__Task__: Reproduce the listing exactly and skip over any pictures.

-------- Supplied information --------

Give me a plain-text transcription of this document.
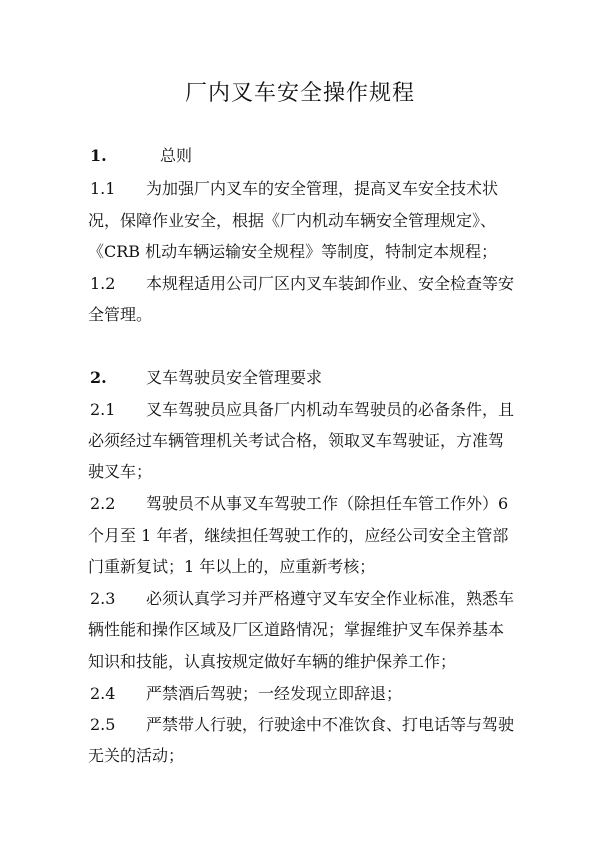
厂内叉车安全操作规程
1.	总则
1.1 为加强厂内叉车的安全管理，提高叉车安全技术状
况，保障作业安全，根据《厂内机动车辆安全管理规定》、
《CRB 机动车辆运输安全规程》等制度，特制定本规程；
1.2 本规程适用公司厂区内叉车装卸作业、安全检查等安
全管理。
2. 叉车驾驶员安全管理要求
2.1 叉车驾驶员应具备厂内机动车驾驶员的必备条件，且
必须经过车辆管理机关考试合格，领取叉车驾驶证，方准驾
驶叉车；
2.2 驾驶员不从事叉车驾驶工作（除担任车管工作外）6
个月至 1 年者，继续担任驾驶工作的，应经公司安全主管部
门重新复试；1 年以上的，应重新考核；
2.3 必须认真学习并严格遵守叉车安全作业标准，熟悉车
辆性能和操作区域及厂区道路情况；掌握维护叉车保养基本
知识和技能，认真按规定做好车辆的维护保养工作；
2.4 严禁酒后驾驶；一经发现立即辞退；
2.5 严禁带人行驶，行驶途中不准饮食、打电话等与驾驶
无关的活动；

--------

__Response below__:
Give me a plain-text transcription of this document.
厂内叉车安全操作规程
1.	总则
1.1 为加强厂内叉车的安全管理，提高叉车安全技术状
况，保障作业安全，根据《厂内机动车辆安全管理规定》、
《CRB 机动车辆运输安全规程》等制度，特制定本规程；
1.2 本规程适用公司厂区内叉车装卸作业、安全检查等安
全管理。
2. 叉车驾驶员安全管理要求
2.1 叉车驾驶员应具备厂内机动车驾驶员的必备条件，且
必须经过车辆管理机关考试合格，领取叉车驾驶证，方准驾
驶叉车；
2.2 驾驶员不从事叉车驾驶工作（除担任车管工作外）6
个月至 1 年者，继续担任驾驶工作的，应经公司安全主管部
门重新复试；1 年以上的，应重新考核；
2.3 必须认真学习并严格遵守叉车安全作业标准，熟悉车
辆性能和操作区域及厂区道路情况；掌握维护叉车保养基本
知识和技能，认真按规定做好车辆的维护保养工作；
2.4 严禁酒后驾驶；一经发现立即辞退；
2.5 严禁带人行驶，行驶途中不准饮食、打电话等与驾驶
无关的活动；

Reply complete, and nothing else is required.